▸ WHAT NEEDS TO BE DONE:
Write the entries below out again exactly; any picture in them stays out.

* BEGIN PROVIDED ENTRIES *

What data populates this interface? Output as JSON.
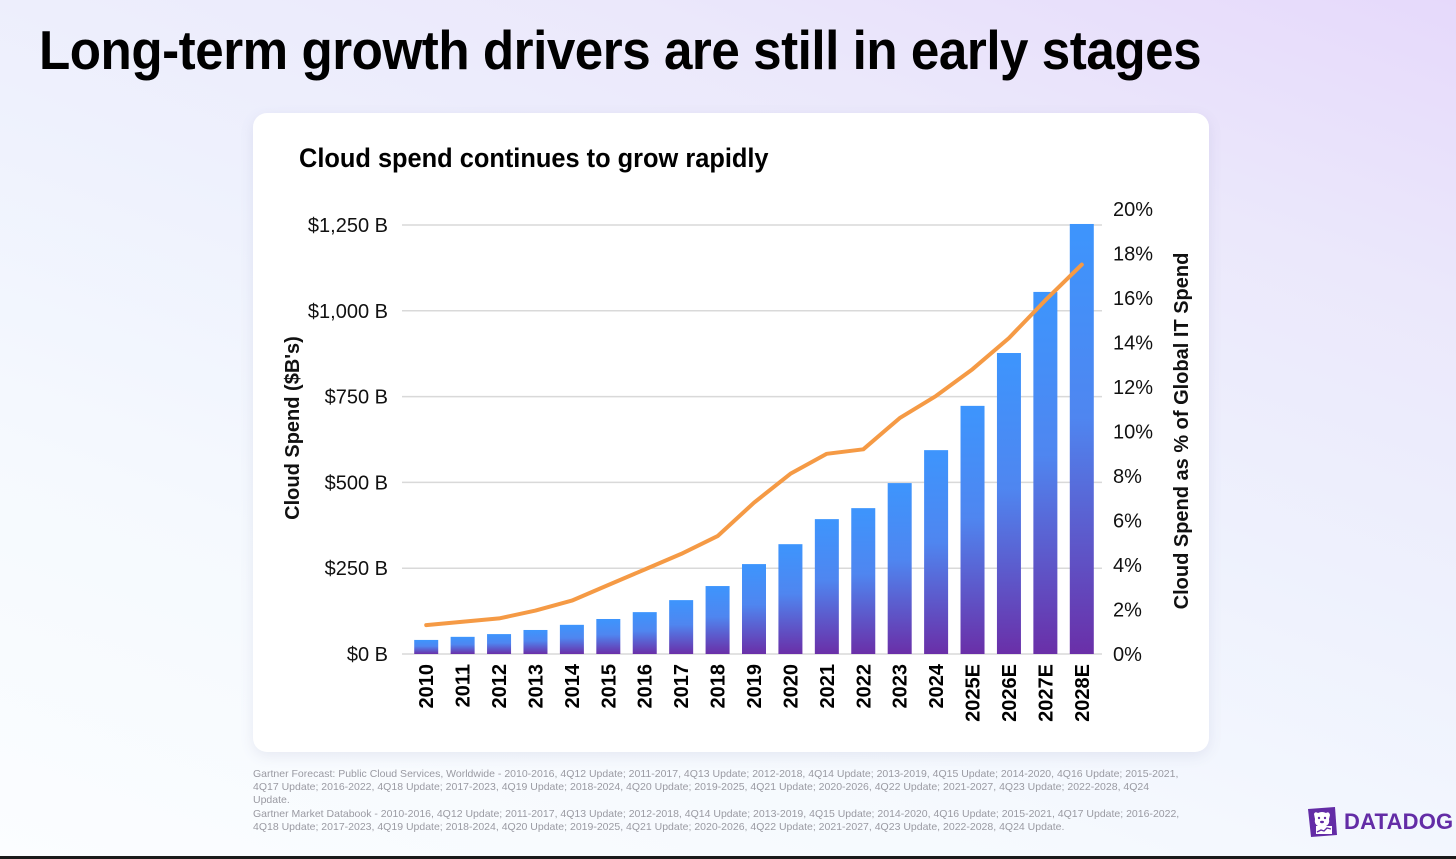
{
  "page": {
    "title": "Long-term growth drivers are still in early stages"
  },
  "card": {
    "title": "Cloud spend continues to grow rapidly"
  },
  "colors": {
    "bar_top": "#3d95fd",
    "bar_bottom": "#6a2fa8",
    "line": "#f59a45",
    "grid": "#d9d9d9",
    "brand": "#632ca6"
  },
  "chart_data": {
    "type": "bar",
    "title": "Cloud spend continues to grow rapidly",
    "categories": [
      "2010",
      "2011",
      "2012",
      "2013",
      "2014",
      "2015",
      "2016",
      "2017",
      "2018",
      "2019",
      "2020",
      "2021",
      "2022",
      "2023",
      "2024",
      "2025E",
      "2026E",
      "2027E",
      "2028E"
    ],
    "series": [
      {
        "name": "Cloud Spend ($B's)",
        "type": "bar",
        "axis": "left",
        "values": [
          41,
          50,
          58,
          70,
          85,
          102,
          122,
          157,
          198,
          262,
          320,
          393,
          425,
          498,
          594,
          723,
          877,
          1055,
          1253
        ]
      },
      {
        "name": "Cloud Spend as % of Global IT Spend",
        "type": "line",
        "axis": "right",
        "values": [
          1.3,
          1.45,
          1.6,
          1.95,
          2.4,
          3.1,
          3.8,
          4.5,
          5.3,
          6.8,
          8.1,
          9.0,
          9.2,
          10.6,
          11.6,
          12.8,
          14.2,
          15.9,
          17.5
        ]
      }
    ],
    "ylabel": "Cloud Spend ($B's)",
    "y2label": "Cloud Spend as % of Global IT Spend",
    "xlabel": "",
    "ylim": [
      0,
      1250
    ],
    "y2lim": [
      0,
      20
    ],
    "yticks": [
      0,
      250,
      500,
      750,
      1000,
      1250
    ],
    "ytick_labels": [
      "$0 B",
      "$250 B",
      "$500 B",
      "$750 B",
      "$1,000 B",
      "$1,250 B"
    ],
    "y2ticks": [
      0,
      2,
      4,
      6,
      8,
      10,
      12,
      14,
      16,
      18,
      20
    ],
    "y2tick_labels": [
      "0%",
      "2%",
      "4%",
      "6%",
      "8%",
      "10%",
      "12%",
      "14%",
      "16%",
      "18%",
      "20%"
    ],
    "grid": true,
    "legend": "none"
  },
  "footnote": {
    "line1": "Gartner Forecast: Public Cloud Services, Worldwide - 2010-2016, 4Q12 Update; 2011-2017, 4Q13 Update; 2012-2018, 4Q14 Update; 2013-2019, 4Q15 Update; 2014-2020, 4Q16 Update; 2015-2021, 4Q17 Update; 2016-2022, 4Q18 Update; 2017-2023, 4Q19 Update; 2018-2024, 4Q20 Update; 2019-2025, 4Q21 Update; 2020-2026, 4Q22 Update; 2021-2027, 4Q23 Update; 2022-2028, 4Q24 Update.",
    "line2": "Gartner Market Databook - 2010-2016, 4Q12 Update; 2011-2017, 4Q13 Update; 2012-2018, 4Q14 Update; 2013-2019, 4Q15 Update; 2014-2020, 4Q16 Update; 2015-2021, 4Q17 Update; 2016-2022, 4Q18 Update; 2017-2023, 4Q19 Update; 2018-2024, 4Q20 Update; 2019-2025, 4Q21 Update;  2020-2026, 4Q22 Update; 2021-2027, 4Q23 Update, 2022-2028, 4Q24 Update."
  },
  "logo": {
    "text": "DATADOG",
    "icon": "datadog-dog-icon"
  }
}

* END PROVIDED ENTRIES *

▸ REPLY:
What data populates this interface? Output as JSON.
{
  "page": {
    "title": "Long-term growth drivers are still in early stages"
  },
  "card": {
    "title": "Cloud spend continues to grow rapidly"
  },
  "colors": {
    "bar_top": "#3d95fd",
    "bar_bottom": "#6a2fa8",
    "line": "#f59a45",
    "grid": "#d9d9d9",
    "brand": "#632ca6"
  },
  "chart_data": {
    "type": "bar",
    "title": "Cloud spend continues to grow rapidly",
    "categories": [
      "2010",
      "2011",
      "2012",
      "2013",
      "2014",
      "2015",
      "2016",
      "2017",
      "2018",
      "2019",
      "2020",
      "2021",
      "2022",
      "2023",
      "2024",
      "2025E",
      "2026E",
      "2027E",
      "2028E"
    ],
    "series": [
      {
        "name": "Cloud Spend ($B's)",
        "type": "bar",
        "axis": "left",
        "values": [
          41,
          50,
          58,
          70,
          85,
          102,
          122,
          157,
          198,
          262,
          320,
          393,
          425,
          498,
          594,
          723,
          877,
          1055,
          1253
        ]
      },
      {
        "name": "Cloud Spend as % of Global IT Spend",
        "type": "line",
        "axis": "right",
        "values": [
          1.3,
          1.45,
          1.6,
          1.95,
          2.4,
          3.1,
          3.8,
          4.5,
          5.3,
          6.8,
          8.1,
          9.0,
          9.2,
          10.6,
          11.6,
          12.8,
          14.2,
          15.9,
          17.5
        ]
      }
    ],
    "ylabel": "Cloud Spend ($B's)",
    "y2label": "Cloud Spend as % of Global IT Spend",
    "xlabel": "",
    "ylim": [
      0,
      1250
    ],
    "y2lim": [
      0,
      20
    ],
    "yticks": [
      0,
      250,
      500,
      750,
      1000,
      1250
    ],
    "ytick_labels": [
      "$0 B",
      "$250 B",
      "$500 B",
      "$750 B",
      "$1,000 B",
      "$1,250 B"
    ],
    "y2ticks": [
      0,
      2,
      4,
      6,
      8,
      10,
      12,
      14,
      16,
      18,
      20
    ],
    "y2tick_labels": [
      "0%",
      "2%",
      "4%",
      "6%",
      "8%",
      "10%",
      "12%",
      "14%",
      "16%",
      "18%",
      "20%"
    ],
    "grid": true,
    "legend": "none"
  },
  "footnote": {
    "line1": "Gartner Forecast: Public Cloud Services, Worldwide - 2010-2016, 4Q12 Update; 2011-2017, 4Q13 Update; 2012-2018, 4Q14 Update; 2013-2019, 4Q15 Update; 2014-2020, 4Q16 Update; 2015-2021, 4Q17 Update; 2016-2022, 4Q18 Update; 2017-2023, 4Q19 Update; 2018-2024, 4Q20 Update; 2019-2025, 4Q21 Update; 2020-2026, 4Q22 Update; 2021-2027, 4Q23 Update; 2022-2028, 4Q24 Update.",
    "line2": "Gartner Market Databook - 2010-2016, 4Q12 Update; 2011-2017, 4Q13 Update; 2012-2018, 4Q14 Update; 2013-2019, 4Q15 Update; 2014-2020, 4Q16 Update; 2015-2021, 4Q17 Update; 2016-2022, 4Q18 Update; 2017-2023, 4Q19 Update; 2018-2024, 4Q20 Update; 2019-2025, 4Q21 Update;  2020-2026, 4Q22 Update; 2021-2027, 4Q23 Update, 2022-2028, 4Q24 Update."
  },
  "logo": {
    "text": "DATADOG",
    "icon": "datadog-dog-icon"
  }
}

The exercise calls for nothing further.